Record set:
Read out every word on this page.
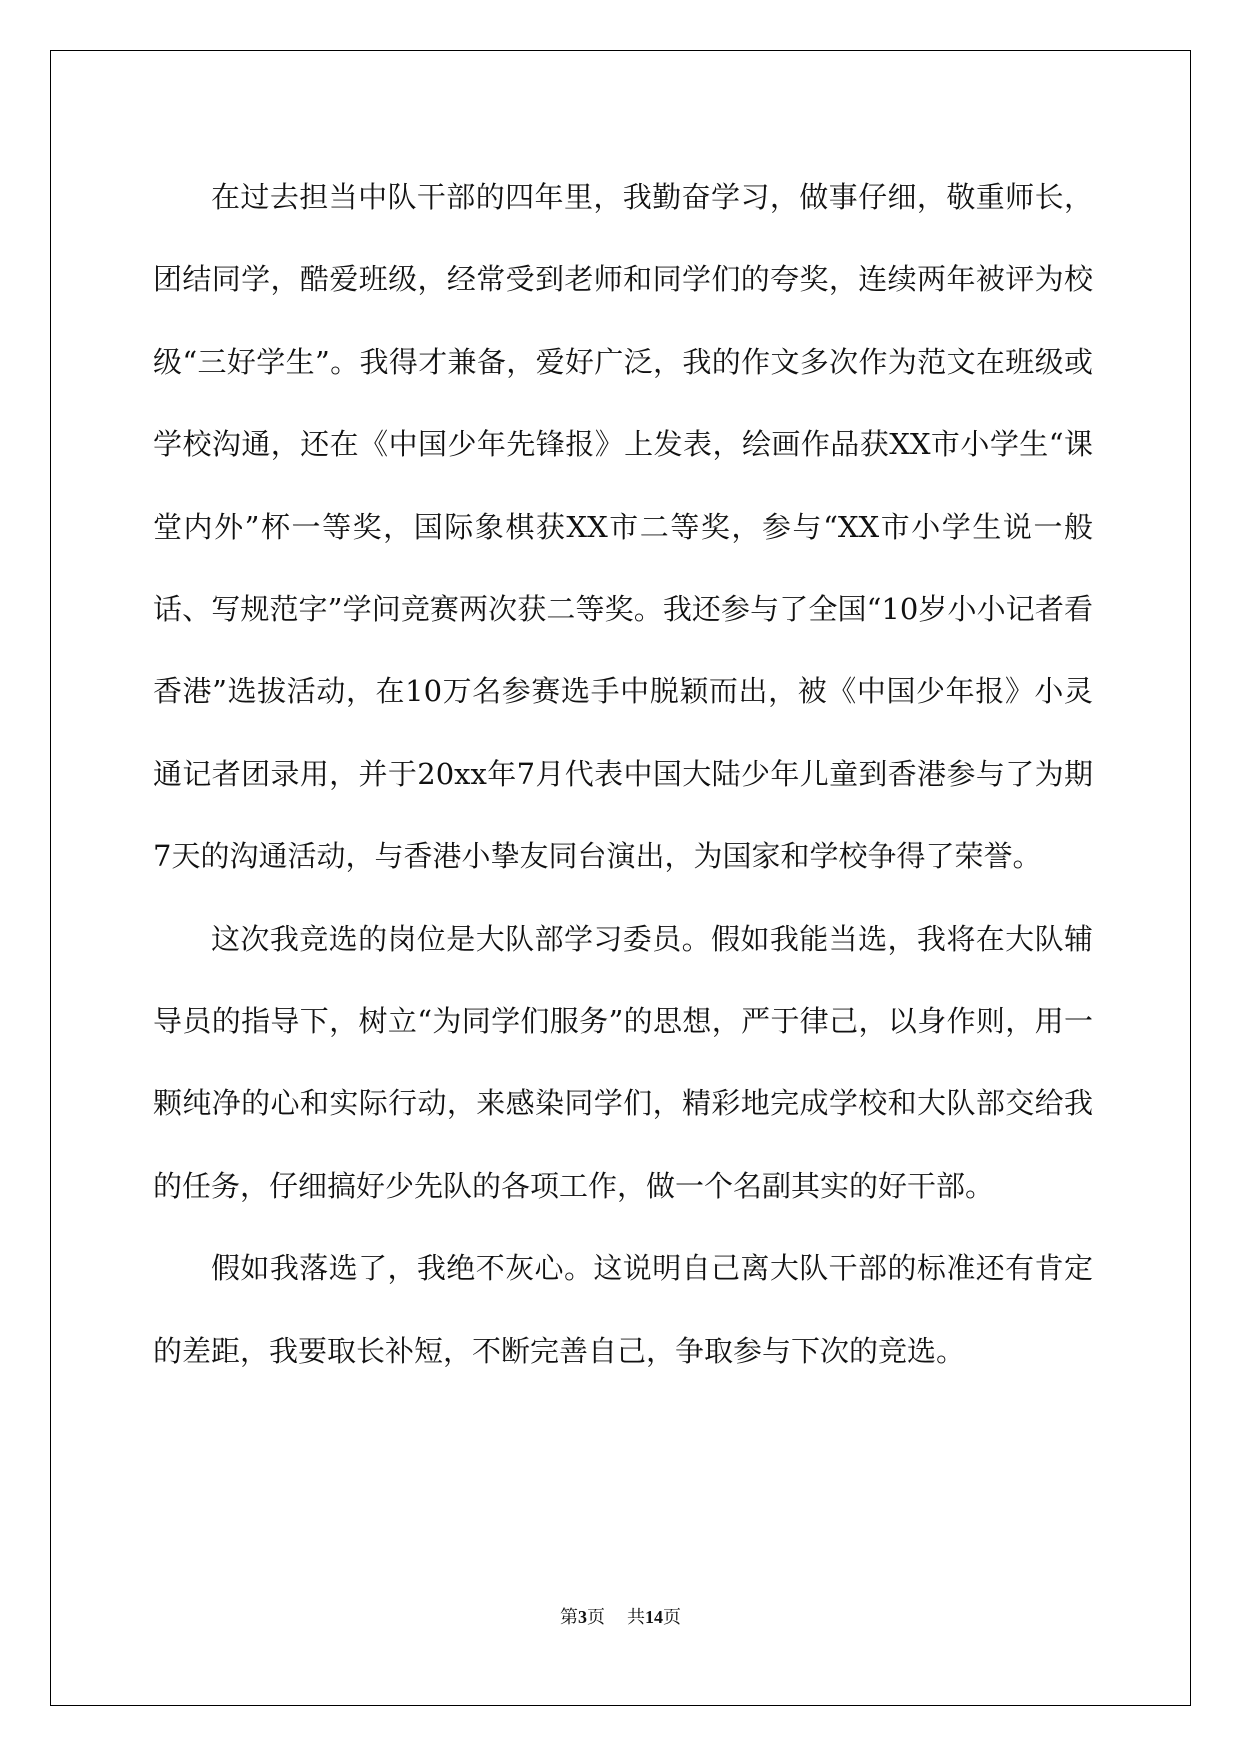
在过去担当中队干部的四年里，我勤奋学习，做事仔细，敬重师长，团结同学，酷爱班级，经常受到老师和同学们的夸奖，连续两年被评为校级“三好学生”。我得才兼备，爱好广泛，我的作文多次作为范文在班级或学校沟通，还在《中国少年先锋报》上发表，绘画作品获XX市小学生“课堂内外”杯一等奖，国际象棋获XX市二等奖，参与“XX市小学生说一般话、写规范字”学问竞赛两次获二等奖。我还参与了全国“10岁小小记者看香港”选拔活动，在10万名参赛选手中脱颖而出，被《中国少年报》小灵通记者团录用，并于20xx年7月代表中国大陆少年儿童到香港参与了为期7天的沟通活动，与香港小挚友同台演出，为国家和学校争得了荣誉。

这次我竞选的岗位是大队部学习委员。假如我能当选，我将在大队辅导员的指导下，树立“为同学们服务”的思想，严于律己，以身作则，用一颗纯净的心和实际行动，来感染同学们，精彩地完成学校和大队部交给我的任务，仔细搞好少先队的各项工作，做一个名副其实的好干部。

假如我落选了，我绝不灰心。这说明自己离大队干部的标准还有肯定的差距，我要取长补短，不断完善自己，争取参与下次的竞选。

第3页 共14页
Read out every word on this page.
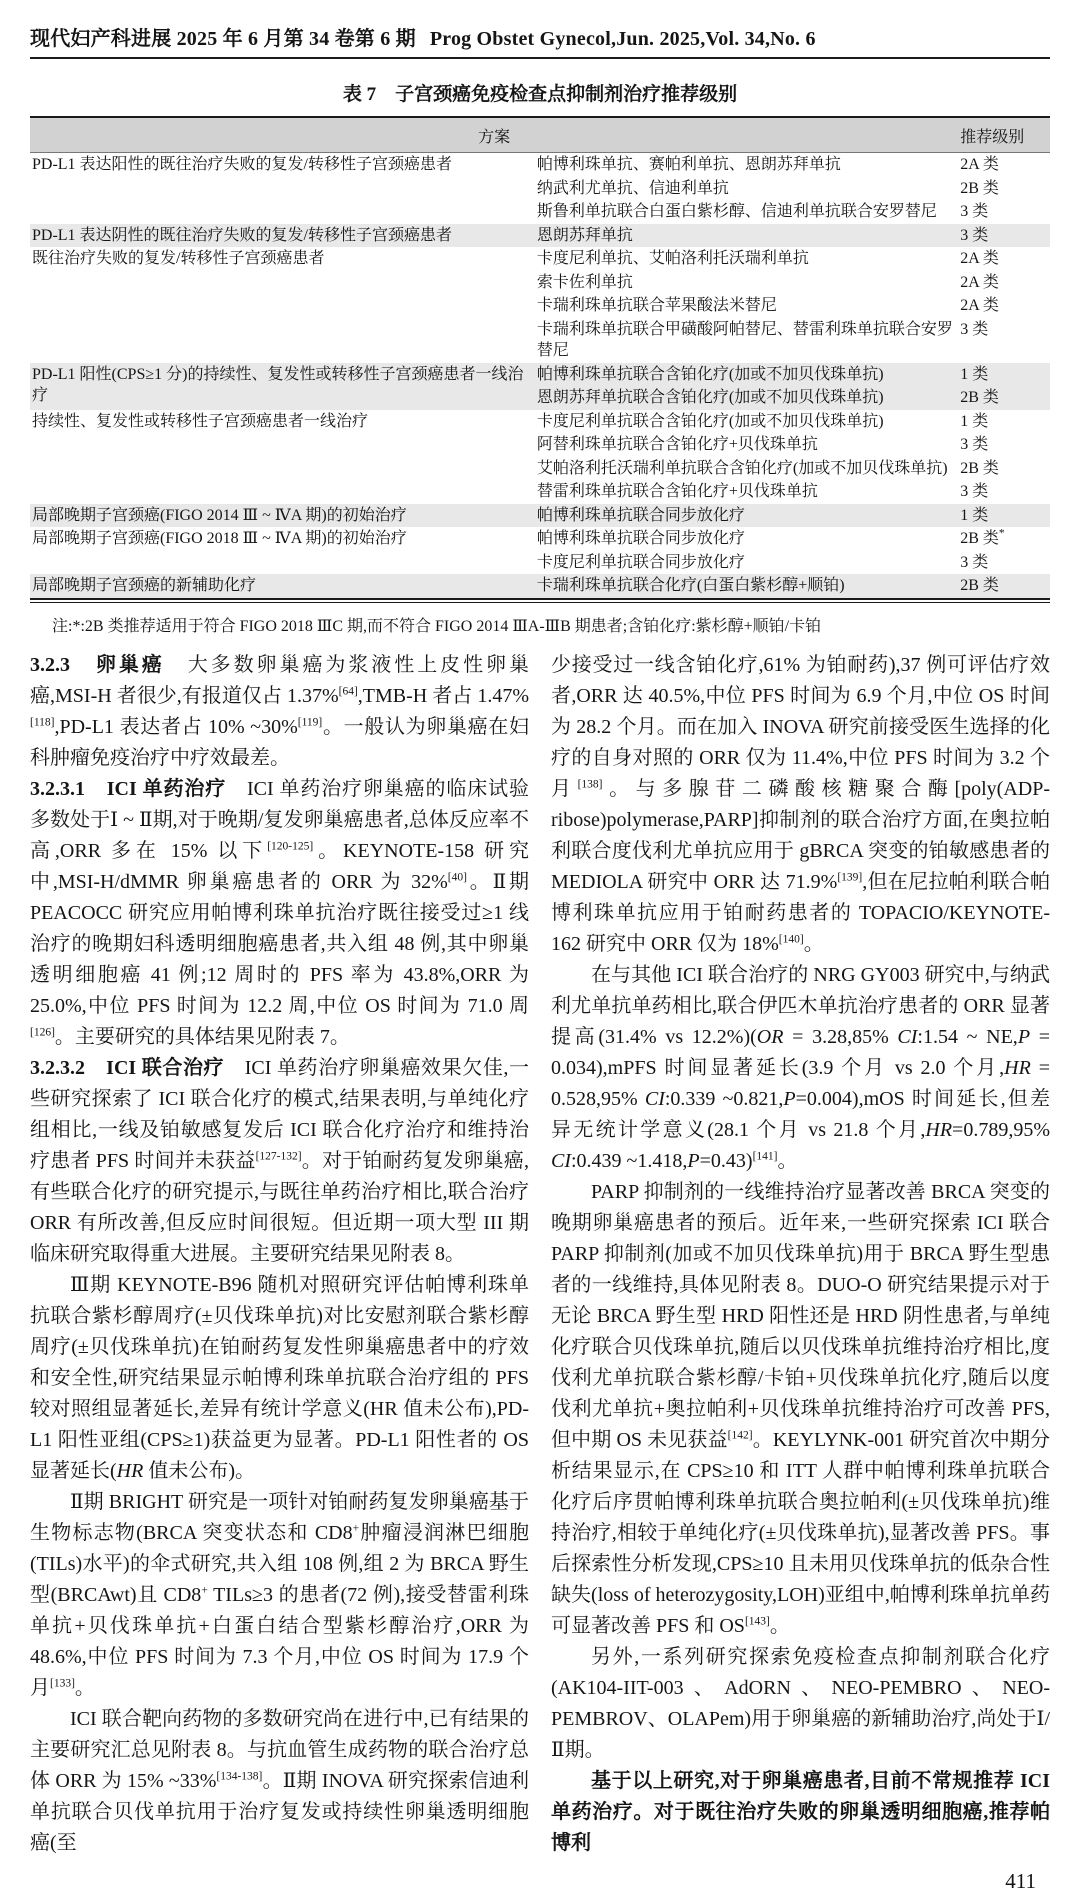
现代妇产科进展 2025 年 6 月第 34 卷第 6 期 Prog Obstet Gynecol,Jun. 2025,Vol. 34,No. 6
表 7　子宫颈癌免疫检查点抑制剂治疗推荐级别
方案		推荐级别
PD-L1 表达阳性的既往治疗失败的复发/转移性子宫颈癌患者	帕博利珠单抗、赛帕利单抗、恩朗苏拜单抗	2A 类
	纳武利尤单抗、信迪利单抗	2B 类
	斯鲁利单抗联合白蛋白紫杉醇、信迪利单抗联合安罗替尼	3 类
PD-L1 表达阴性的既往治疗失败的复发/转移性子宫颈癌患者	恩朗苏拜单抗	3 类
既往治疗失败的复发/转移性子宫颈癌患者	卡度尼利单抗、艾帕洛利托沃瑞利单抗	2A 类
	索卡佐利单抗	2A 类
	卡瑞利珠单抗联合苹果酸法米替尼	2A 类
	卡瑞利珠单抗联合甲磺酸阿帕替尼、替雷利珠单抗联合安罗替尼	3 类
PD-L1 阳性(CPS≥1 分)的持续性、复发性或转移性子宫颈癌患者一线治疗	帕博利珠单抗联合含铂化疗(加或不加贝伐珠单抗)	1 类
	恩朗苏拜单抗联合含铂化疗(加或不加贝伐珠单抗)	2B 类
持续性、复发性或转移性子宫颈癌患者一线治疗	卡度尼利单抗联合含铂化疗(加或不加贝伐珠单抗)	1 类
	阿替利珠单抗联合含铂化疗+贝伐珠单抗	3 类
	艾帕洛利托沃瑞利单抗联合含铂化疗(加或不加贝伐珠单抗)	2B 类
	替雷利珠单抗联合含铂化疗+贝伐珠单抗	3 类
局部晚期子宫颈癌(FIGO 2014 Ⅲ ~ ⅣA 期)的初始治疗	帕博利珠单抗联合同步放化疗	1 类
局部晚期子宫颈癌(FIGO 2018 Ⅲ ~ ⅣA 期)的初始治疗	帕博利珠单抗联合同步放化疗	2B 类*
	卡度尼利单抗联合同步放化疗	3 类
局部晚期子宫颈癌的新辅助化疗	卡瑞利珠单抗联合化疗(白蛋白紫杉醇+顺铂)	2B 类
注:*:2B 类推荐适用于符合 FIGO 2018 ⅢC 期,而不符合 FIGO 2014 ⅢA-ⅢB 期患者;含铂化疗:紫杉醇+顺铂/卡铂

3.2.3　卵巢癌　大多数卵巢癌为浆液性上皮性卵巢癌,MSI-H 者很少,有报道仅占 1.37%[64],TMB-H 者占 1.47%[118],PD-L1 表达者占 10% ~30%[119]。一般认为卵巢癌在妇科肿瘤免疫治疗中疗效最差。

3.2.3.1　ICI 单药治疗　ICI 单药治疗卵巢癌的临床试验多数处于Ⅰ ~ Ⅱ期,对于晚期/复发卵巢癌患者,总体反应率不高,ORR 多在 15% 以下[120-125]。KEYNOTE-158 研究中,MSI-H/dMMR 卵巢癌患者的 ORR 为 32%[40]。Ⅱ期 PEACOCC 研究应用帕博利珠单抗治疗既往接受过≥1 线治疗的晚期妇科透明细胞癌患者,共入组 48 例,其中卵巢透明细胞癌 41 例;12 周时的 PFS 率为 43.8%,ORR 为 25.0%,中位 PFS 时间为 12.2 周,中位 OS 时间为 71.0 周[126]。主要研究的具体结果见附表 7。

3.2.3.2　ICI 联合治疗　ICI 单药治疗卵巢癌效果欠佳,一些研究探索了 ICI 联合化疗的模式,结果表明,与单纯化疗组相比,一线及铂敏感复发后 ICI 联合化疗治疗和维持治疗患者 PFS 时间并未获益[127-132]。对于铂耐药复发卵巢癌,有些联合化疗的研究提示,与既往单药治疗相比,联合治疗 ORR 有所改善,但反应时间很短。但近期一项大型 III 期临床研究取得重大进展。主要研究结果见附表 8。

Ⅲ期 KEYNOTE-B96 随机对照研究评估帕博利珠单抗联合紫杉醇周疗(±贝伐珠单抗)对比安慰剂联合紫杉醇周疗(±贝伐珠单抗)在铂耐药复发性卵巢癌患者中的疗效和安全性,研究结果显示帕博利珠单抗联合治疗组的 PFS 较对照组显著延长,差异有统计学意义(HR 值未公布),PD-L1 阳性亚组(CPS≥1)获益更为显著。PD-L1 阳性者的 OS 显著延长(HR 值未公布)。

Ⅱ期 BRIGHT 研究是一项针对铂耐药复发卵巢癌基于生物标志物(BRCA 突变状态和 CD8+肿瘤浸润淋巴细胞(TILs)水平)的伞式研究,共入组 108 例,组 2 为 BRCA 野生型(BRCAwt)且 CD8+ TILs≥3 的患者(72 例),接受替雷利珠单抗+贝伐珠单抗+白蛋白结合型紫杉醇治疗,ORR 为 48.6%,中位 PFS 时间为 7.3 个月,中位 OS 时间为 17.9 个月[133]。

ICI 联合靶向药物的多数研究尚在进行中,已有结果的主要研究汇总见附表 8。与抗血管生成药物的联合治疗总体 ORR 为 15% ~33%[134-138]。Ⅱ期 INOVA 研究探索信迪利单抗联合贝伐单抗用于治疗复发或持续性卵巢透明细胞癌(至

少接受过一线含铂化疗,61% 为铂耐药),37 例可评估疗效者,ORR 达 40.5%,中位 PFS 时间为 6.9 个月,中位 OS 时间为 28.2 个月。而在加入 INOVA 研究前接受医生选择的化疗的自身对照的 ORR 仅为 11.4%,中位 PFS 时间为 3.2 个月[138]。与多腺苷二磷酸核糖聚合酶[poly(ADP-ribose)polymerase,PARP]抑制剂的联合治疗方面,在奥拉帕利联合度伐利尤单抗应用于 gBRCA 突变的铂敏感患者的 MEDIOLA 研究中 ORR 达 71.9%[139],但在尼拉帕利联合帕博利珠单抗应用于铂耐药患者的 TOPACIO/KEYNOTE-162 研究中 ORR 仅为 18%[140]。

在与其他 ICI 联合治疗的 NRG GY003 研究中,与纳武利尤单抗单药相比,联合伊匹木单抗治疗患者的 ORR 显著提高(31.4% vs 12.2%)(OR = 3.28,85% CI:1.54 ~ NE,P = 0.034),mPFS 时间显著延长(3.9 个月 vs 2.0 个月,HR = 0.528,95% CI:0.339 ~0.821,P=0.004),mOS 时间延长,但差异无统计学意义(28.1 个月 vs 21.8 个月,HR=0.789,95% CI:0.439 ~1.418,P=0.43)[141]。

PARP 抑制剂的一线维持治疗显著改善 BRCA 突变的晚期卵巢癌患者的预后。近年来,一些研究探索 ICI 联合 PARP 抑制剂(加或不加贝伐珠单抗)用于 BRCA 野生型患者的一线维持,具体见附表 8。DUO-O 研究结果提示对于无论 BRCA 野生型 HRD 阳性还是 HRD 阴性患者,与单纯化疗联合贝伐珠单抗,随后以贝伐珠单抗维持治疗相比,度伐利尤单抗联合紫杉醇/卡铂+贝伐珠单抗化疗,随后以度伐利尤单抗+奥拉帕利+贝伐珠单抗维持治疗可改善 PFS,但中期 OS 未见获益[142]。KEYLYNK-001 研究首次中期分析结果显示,在 CPS≥10 和 ITT 人群中帕博利珠单抗联合化疗后序贯帕博利珠单抗联合奥拉帕利(±贝伐珠单抗)维持治疗,相较于单纯化疗(±贝伐珠单抗),显著改善 PFS。事后探索性分析发现,CPS≥10 且未用贝伐珠单抗的低杂合性缺失(loss of heterozygosity,LOH)亚组中,帕博利珠单抗单药可显著改善 PFS 和 OS[143]。

另外,一系列研究探索免疫检查点抑制剂联合化疗(AK104-IIT-003、AdORN、NEO-PEMBRO、NEO-PEMBROV、OLAPem)用于卵巢癌的新辅助治疗,尚处于Ⅰ/Ⅱ期。

基于以上研究,对于卵巢癌患者,目前不常规推荐 ICI 单药治疗。对于既往治疗失败的卵巢透明细胞癌,推荐帕博利

411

Exercise instructions:
Check each line of the entries above, and show every one holding the word "加或不加贝伐珠单抗".

Answer to this problem:
PD-L1 阳性(CPS≥1 分)的持续性、复发性或转移性子宫颈癌患者一线治疗	帕博利珠单抗联合含铂化疗(加或不加贝伐珠单抗)	1 类
	恩朗苏拜单抗联合含铂化疗(加或不加贝伐珠单抗)	2B 类
持续性、复发性或转移性子宫颈癌患者一线治疗	卡度尼利单抗联合含铂化疗(加或不加贝伐珠单抗)	1 类
	艾帕洛利托沃瑞利单抗联合含铂化疗(加或不加贝伐珠单抗)	2B 类
PARP 抑制剂的一线维持治疗显著改善 BRCA 突变的晚期卵巢癌患者的预后。近年来,一些研究探索 ICI 联合 PARP 抑制剂(加或不加贝伐珠单抗)用于 BRCA 野生型患者的一线维持,具体见附表 8。DUO-O 研究结果提示对于无论 BRCA 野生型 HRD 阳性还是 HRD 阴性患者,与单纯化疗联合贝伐珠单抗,随后以贝伐珠单抗维持治疗相比,度伐利尤单抗联合紫杉醇/卡铂+贝伐珠单抗化疗,随后以度伐利尤单抗+奥拉帕利+贝伐珠单抗维持治疗可改善 PFS,但中期 OS 未见获益[142]。KEYLYNK-001 研究首次中期分析结果显示,在 CPS≥10 和 ITT 人群中帕博利珠单抗联合化疗后序贯帕博利珠单抗联合奥拉帕利(±贝伐珠单抗)维持治疗,相较于单纯化疗(±贝伐珠单抗),显著改善 PFS。事后探索性分析发现,CPS≥10 且未用贝伐珠单抗的低杂合性缺失(loss of heterozygosity,LOH)亚组中,帕博利珠单抗单药可显著改善 PFS 和 OS[143]。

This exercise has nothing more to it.